» **WORK TO BE COMPLETED**
Copy the lines that follow, keeping every character the same.

Stored data:
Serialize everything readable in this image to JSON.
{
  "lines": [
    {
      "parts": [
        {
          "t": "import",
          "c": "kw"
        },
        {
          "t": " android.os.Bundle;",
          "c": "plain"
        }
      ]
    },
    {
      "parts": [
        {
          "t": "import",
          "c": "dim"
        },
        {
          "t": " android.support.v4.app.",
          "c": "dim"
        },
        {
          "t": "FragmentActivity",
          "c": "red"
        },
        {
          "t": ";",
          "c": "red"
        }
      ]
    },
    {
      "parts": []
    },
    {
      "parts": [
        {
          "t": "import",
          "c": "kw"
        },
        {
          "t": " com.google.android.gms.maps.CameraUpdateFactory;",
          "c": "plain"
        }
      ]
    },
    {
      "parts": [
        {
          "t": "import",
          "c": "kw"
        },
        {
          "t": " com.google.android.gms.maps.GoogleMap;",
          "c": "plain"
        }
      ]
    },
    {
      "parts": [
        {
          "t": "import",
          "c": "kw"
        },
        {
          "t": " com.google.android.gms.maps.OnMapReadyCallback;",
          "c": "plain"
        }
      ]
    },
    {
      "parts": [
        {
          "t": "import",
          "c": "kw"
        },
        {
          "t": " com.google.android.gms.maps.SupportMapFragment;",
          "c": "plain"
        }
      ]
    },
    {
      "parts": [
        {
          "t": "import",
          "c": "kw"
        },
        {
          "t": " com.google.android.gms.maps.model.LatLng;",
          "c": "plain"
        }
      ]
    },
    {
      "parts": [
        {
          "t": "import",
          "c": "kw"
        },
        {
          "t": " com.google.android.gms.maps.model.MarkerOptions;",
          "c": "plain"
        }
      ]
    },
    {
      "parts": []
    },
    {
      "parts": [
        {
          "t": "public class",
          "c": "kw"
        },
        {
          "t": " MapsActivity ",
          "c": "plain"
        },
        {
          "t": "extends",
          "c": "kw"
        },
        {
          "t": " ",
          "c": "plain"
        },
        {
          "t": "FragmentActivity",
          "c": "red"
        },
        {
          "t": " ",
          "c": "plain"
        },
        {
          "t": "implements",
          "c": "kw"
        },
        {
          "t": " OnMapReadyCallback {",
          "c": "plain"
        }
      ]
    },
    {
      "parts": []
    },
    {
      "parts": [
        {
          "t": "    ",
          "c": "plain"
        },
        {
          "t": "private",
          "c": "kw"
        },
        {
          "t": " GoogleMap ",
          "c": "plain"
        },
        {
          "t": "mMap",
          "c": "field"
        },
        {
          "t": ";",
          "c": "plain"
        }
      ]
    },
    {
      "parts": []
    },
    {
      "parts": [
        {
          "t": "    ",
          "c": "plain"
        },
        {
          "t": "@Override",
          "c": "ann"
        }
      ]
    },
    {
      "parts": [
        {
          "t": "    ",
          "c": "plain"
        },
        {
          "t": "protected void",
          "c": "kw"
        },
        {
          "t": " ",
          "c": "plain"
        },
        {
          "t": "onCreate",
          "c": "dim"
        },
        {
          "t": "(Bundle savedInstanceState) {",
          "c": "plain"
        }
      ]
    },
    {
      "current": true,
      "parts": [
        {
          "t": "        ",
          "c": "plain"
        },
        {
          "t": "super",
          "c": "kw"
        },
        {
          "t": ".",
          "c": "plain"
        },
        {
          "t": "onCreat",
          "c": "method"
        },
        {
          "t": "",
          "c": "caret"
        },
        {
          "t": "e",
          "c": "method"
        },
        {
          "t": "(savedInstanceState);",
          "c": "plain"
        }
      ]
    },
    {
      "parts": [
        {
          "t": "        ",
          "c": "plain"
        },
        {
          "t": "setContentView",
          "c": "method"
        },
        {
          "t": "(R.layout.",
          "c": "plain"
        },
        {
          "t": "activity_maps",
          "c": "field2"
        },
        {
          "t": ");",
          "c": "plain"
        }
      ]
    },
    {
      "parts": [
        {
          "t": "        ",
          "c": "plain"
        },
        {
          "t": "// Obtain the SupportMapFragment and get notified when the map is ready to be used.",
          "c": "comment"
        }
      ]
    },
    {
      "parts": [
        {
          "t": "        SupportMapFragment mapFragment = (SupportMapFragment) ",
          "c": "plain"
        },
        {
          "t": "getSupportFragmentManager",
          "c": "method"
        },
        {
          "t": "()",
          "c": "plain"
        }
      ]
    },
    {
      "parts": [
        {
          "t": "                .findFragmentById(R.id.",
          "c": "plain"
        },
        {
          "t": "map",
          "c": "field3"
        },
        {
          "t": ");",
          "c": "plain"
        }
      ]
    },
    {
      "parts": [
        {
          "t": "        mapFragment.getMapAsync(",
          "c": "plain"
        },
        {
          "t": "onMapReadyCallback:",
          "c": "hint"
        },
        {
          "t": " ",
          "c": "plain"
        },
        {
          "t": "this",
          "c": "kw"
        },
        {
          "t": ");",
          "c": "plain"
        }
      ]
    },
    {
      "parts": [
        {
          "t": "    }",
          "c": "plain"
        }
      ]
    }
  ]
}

» **OUTPUT OF THE EXERCISE**
Serialize everything readable in this image to JSON.
{
  "lines": [
    {
      "parts": [
        {
          "t": "import",
          "c": "kw"
        },
        {
          "t": " android.os.Bundle;",
          "c": "plain"
        }
      ]
    },
    {
      "parts": [
        {
          "t": "import",
          "c": "dim"
        },
        {
          "t": " android.support.v4.app.",
          "c": "dim"
        },
        {
          "t": "FragmentActivity",
          "c": "red"
        },
        {
          "t": ";",
          "c": "red"
        }
      ]
    },
    {
      "parts": []
    },
    {
      "parts": [
        {
          "t": "import",
          "c": "kw"
        },
        {
          "t": " com.google.android.gms.maps.CameraUpdateFactory;",
          "c": "plain"
        }
      ]
    },
    {
      "parts": [
        {
          "t": "import",
          "c": "kw"
        },
        {
          "t": " com.google.android.gms.maps.GoogleMap;",
          "c": "plain"
        }
      ]
    },
    {
      "parts": [
        {
          "t": "import",
          "c": "kw"
        },
        {
          "t": " com.google.android.gms.maps.OnMapReadyCallback;",
          "c": "plain"
        }
      ]
    },
    {
      "parts": [
        {
          "t": "import",
          "c": "kw"
        },
        {
          "t": " com.google.android.gms.maps.SupportMapFragment;",
          "c": "plain"
        }
      ]
    },
    {
      "parts": [
        {
          "t": "import",
          "c": "kw"
        },
        {
          "t": " com.google.android.gms.maps.model.LatLng;",
          "c": "plain"
        }
      ]
    },
    {
      "parts": [
        {
          "t": "import",
          "c": "kw"
        },
        {
          "t": " com.google.android.gms.maps.model.MarkerOptions;",
          "c": "plain"
        }
      ]
    },
    {
      "parts": []
    },
    {
      "parts": [
        {
          "t": "public class",
          "c": "kw"
        },
        {
          "t": " MapsActivity ",
          "c": "plain"
        },
        {
          "t": "extends",
          "c": "kw"
        },
        {
          "t": " ",
          "c": "plain"
        },
        {
          "t": "FragmentActivity",
          "c": "red"
        },
        {
          "t": " ",
          "c": "plain"
        },
        {
          "t": "implements",
          "c": "kw"
        },
        {
          "t": " OnMapReadyCallback {",
          "c": "plain"
        }
      ]
    },
    {
      "parts": []
    },
    {
      "parts": [
        {
          "t": "    ",
          "c": "plain"
        },
        {
          "t": "private",
          "c": "kw"
        },
        {
          "t": " GoogleMap ",
          "c": "plain"
        },
        {
          "t": "mMap",
          "c": "field"
        },
        {
          "t": ";",
          "c": "plain"
        }
      ]
    },
    {
      "parts": []
    },
    {
      "parts": [
        {
          "t": "    ",
          "c": "plain"
        },
        {
          "t": "@Override",
          "c": "ann"
        }
      ]
    },
    {
      "parts": [
        {
          "t": "    ",
          "c": "plain"
        },
        {
          "t": "protected void",
          "c": "kw"
        },
        {
          "t": " ",
          "c": "plain"
        },
        {
          "t": "onCreate",
          "c": "dim"
        },
        {
          "t": "(Bundle savedInstanceState) {",
          "c": "plain"
        }
      ]
    },
    {
      "current": true,
      "parts": [
        {
          "t": "        ",
          "c": "plain"
        },
        {
          "t": "super",
          "c": "kw"
        },
        {
          "t": ".",
          "c": "plain"
        },
        {
          "t": "onCreat",
          "c": "method"
        },
        {
          "t": "",
          "c": "caret"
        },
        {
          "t": "e",
          "c": "method"
        },
        {
          "t": "(savedInstanceState);",
          "c": "plain"
        }
      ]
    },
    {
      "parts": [
        {
          "t": "        ",
          "c": "plain"
        },
        {
          "t": "setContentView",
          "c": "method"
        },
        {
          "t": "(R.layout.",
          "c": "plain"
        },
        {
          "t": "activity_maps",
          "c": "field2"
        },
        {
          "t": ");",
          "c": "plain"
        }
      ]
    },
    {
      "parts": [
        {
          "t": "        ",
          "c": "plain"
        },
        {
          "t": "// Obtain the SupportMapFragment and get notified when the map is ready to be used.",
          "c": "comment"
        }
      ]
    },
    {
      "parts": [
        {
          "t": "        SupportMapFragment mapFragment = (SupportMapFragment) ",
          "c": "plain"
        },
        {
          "t": "getSupportFragmentManager",
          "c": "method"
        },
        {
          "t": "()",
          "c": "plain"
        }
      ]
    },
    {
      "parts": [
        {
          "t": "                .findFragmentById(R.id.",
          "c": "plain"
        },
        {
          "t": "map",
          "c": "field3"
        },
        {
          "t": ");",
          "c": "plain"
        }
      ]
    },
    {
      "parts": [
        {
          "t": "        mapFragment.getMapAsync(",
          "c": "plain"
        },
        {
          "t": "onMapReadyCallback:",
          "c": "hint"
        },
        {
          "t": " ",
          "c": "plain"
        },
        {
          "t": "this",
          "c": "kw"
        },
        {
          "t": ");",
          "c": "plain"
        }
      ]
    },
    {
      "parts": [
        {
          "t": "    }",
          "c": "plain"
        }
      ]
    }
  ]
}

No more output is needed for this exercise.